Restate each entry word for word, leaving nothing out.

◆ Recorded data
<<<<

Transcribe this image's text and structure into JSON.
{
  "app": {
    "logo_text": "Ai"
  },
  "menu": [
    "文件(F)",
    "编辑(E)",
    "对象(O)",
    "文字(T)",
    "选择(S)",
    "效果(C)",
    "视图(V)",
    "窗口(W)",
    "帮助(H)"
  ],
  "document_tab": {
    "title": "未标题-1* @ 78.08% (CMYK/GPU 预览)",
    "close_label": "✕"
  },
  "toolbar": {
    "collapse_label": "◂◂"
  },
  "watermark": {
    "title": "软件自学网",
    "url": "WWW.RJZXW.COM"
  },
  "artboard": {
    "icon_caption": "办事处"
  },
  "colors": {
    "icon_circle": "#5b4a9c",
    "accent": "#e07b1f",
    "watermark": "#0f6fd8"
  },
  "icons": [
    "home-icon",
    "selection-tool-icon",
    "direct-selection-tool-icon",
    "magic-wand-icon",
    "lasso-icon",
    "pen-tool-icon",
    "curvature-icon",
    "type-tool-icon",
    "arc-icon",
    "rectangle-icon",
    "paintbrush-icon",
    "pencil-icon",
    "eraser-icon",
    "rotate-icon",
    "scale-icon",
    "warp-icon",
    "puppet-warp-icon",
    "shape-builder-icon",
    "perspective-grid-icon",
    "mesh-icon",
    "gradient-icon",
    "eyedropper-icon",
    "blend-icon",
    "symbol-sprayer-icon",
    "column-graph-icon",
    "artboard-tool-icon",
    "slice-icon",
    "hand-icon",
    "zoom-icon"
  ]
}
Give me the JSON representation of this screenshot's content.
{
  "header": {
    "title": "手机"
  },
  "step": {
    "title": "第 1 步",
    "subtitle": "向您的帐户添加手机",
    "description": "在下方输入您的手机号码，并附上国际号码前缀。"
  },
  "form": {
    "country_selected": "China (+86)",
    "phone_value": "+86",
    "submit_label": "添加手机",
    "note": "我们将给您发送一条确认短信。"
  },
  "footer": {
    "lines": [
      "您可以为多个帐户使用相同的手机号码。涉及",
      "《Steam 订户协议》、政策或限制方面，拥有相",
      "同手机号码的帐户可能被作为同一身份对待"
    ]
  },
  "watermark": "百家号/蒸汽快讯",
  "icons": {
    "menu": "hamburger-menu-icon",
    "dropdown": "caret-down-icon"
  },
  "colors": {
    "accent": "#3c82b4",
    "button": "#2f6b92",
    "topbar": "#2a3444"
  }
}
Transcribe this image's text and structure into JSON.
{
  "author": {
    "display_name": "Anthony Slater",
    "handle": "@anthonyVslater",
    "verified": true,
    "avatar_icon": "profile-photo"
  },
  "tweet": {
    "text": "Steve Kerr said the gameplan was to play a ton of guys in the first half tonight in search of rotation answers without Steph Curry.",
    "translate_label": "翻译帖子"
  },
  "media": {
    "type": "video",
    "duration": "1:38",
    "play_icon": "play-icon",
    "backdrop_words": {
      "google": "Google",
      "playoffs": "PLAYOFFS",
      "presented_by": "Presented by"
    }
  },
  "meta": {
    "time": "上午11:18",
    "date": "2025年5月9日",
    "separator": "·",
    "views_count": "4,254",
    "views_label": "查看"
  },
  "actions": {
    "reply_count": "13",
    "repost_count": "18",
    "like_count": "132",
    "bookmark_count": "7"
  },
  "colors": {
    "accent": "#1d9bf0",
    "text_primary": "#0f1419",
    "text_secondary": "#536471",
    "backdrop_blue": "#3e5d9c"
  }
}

>>>>

◆ Finished exercise
Transcribe this image's text and structure into JSON.
{
  "app": {
    "logo_text": "Ai"
  },
  "menu": [
    "文件(F)",
    "编辑(E)",
    "对象(O)",
    "文字(T)",
    "选择(S)",
    "效果(C)",
    "视图(V)",
    "窗口(W)",
    "帮助(H)"
  ],
  "document_tab": {
    "title": "未标题-1* @ 78.08% (CMYK/GPU 预览)",
    "close_label": "✕"
  },
  "toolbar": {
    "collapse_label": "◂◂"
  },
  "watermark": {
    "title": "软件自学网",
    "url": "WWW.RJZXW.COM"
  },
  "artboard": {
    "icon_caption": "办事处"
  },
  "colors": {
    "icon_circle": "#5b4a9c",
    "accent": "#e07b1f",
    "watermark": "#0f6fd8"
  },
  "icons": [
    "home-icon",
    "selection-tool-icon",
    "direct-selection-tool-icon",
    "magic-wand-icon",
    "lasso-icon",
    "pen-tool-icon",
    "curvature-icon",
    "type-tool-icon",
    "arc-icon",
    "rectangle-icon",
    "paintbrush-icon",
    "pencil-icon",
    "eraser-icon",
    "rotate-icon",
    "scale-icon",
    "warp-icon",
    "puppet-warp-icon",
    "shape-builder-icon",
    "perspective-grid-icon",
    "mesh-icon",
    "gradient-icon",
    "eyedropper-icon",
    "blend-icon",
    "symbol-sprayer-icon",
    "column-graph-icon",
    "artboard-tool-icon",
    "slice-icon",
    "hand-icon",
    "zoom-icon"
  ]
}
Give me the JSON representation of this screenshot's content.
{
  "header": {
    "title": "手机"
  },
  "step": {
    "title": "第 1 步",
    "subtitle": "向您的帐户添加手机",
    "description": "在下方输入您的手机号码，并附上国际号码前缀。"
  },
  "form": {
    "country_selected": "China (+86)",
    "phone_value": "+86",
    "submit_label": "添加手机",
    "note": "我们将给您发送一条确认短信。"
  },
  "footer": {
    "lines": [
      "您可以为多个帐户使用相同的手机号码。涉及",
      "《Steam 订户协议》、政策或限制方面，拥有相",
      "同手机号码的帐户可能被作为同一身份对待"
    ]
  },
  "watermark": "百家号/蒸汽快讯",
  "icons": {
    "menu": "hamburger-menu-icon",
    "dropdown": "caret-down-icon"
  },
  "colors": {
    "accent": "#3c82b4",
    "button": "#2f6b92",
    "topbar": "#2a3444"
  }
}
Transcribe this image's text and structure into JSON.
{
  "author": {
    "display_name": "Anthony Slater",
    "handle": "@anthonyVslater",
    "verified": true,
    "avatar_icon": "profile-photo"
  },
  "tweet": {
    "text": "Steve Kerr said the gameplan was to play a ton of guys in the first half tonight in search of rotation answers without Steph Curry.",
    "translate_label": "翻译帖子"
  },
  "media": {
    "type": "video",
    "duration": "1:38",
    "play_icon": "play-icon",
    "backdrop_words": {
      "google": "Google",
      "playoffs": "PLAYOFFS",
      "presented_by": "Presented by"
    }
  },
  "meta": {
    "time": "上午11:18",
    "date": "2025年5月9日",
    "separator": "·",
    "views_count": "4,254",
    "views_label": "查看"
  },
  "actions": {
    "reply_count": "13",
    "repost_count": "18",
    "like_count": "132",
    "bookmark_count": "7"
  },
  "colors": {
    "accent": "#1d9bf0",
    "text_primary": "#0f1419",
    "text_secondary": "#536471",
    "backdrop_blue": "#3e5d9c"
  }
}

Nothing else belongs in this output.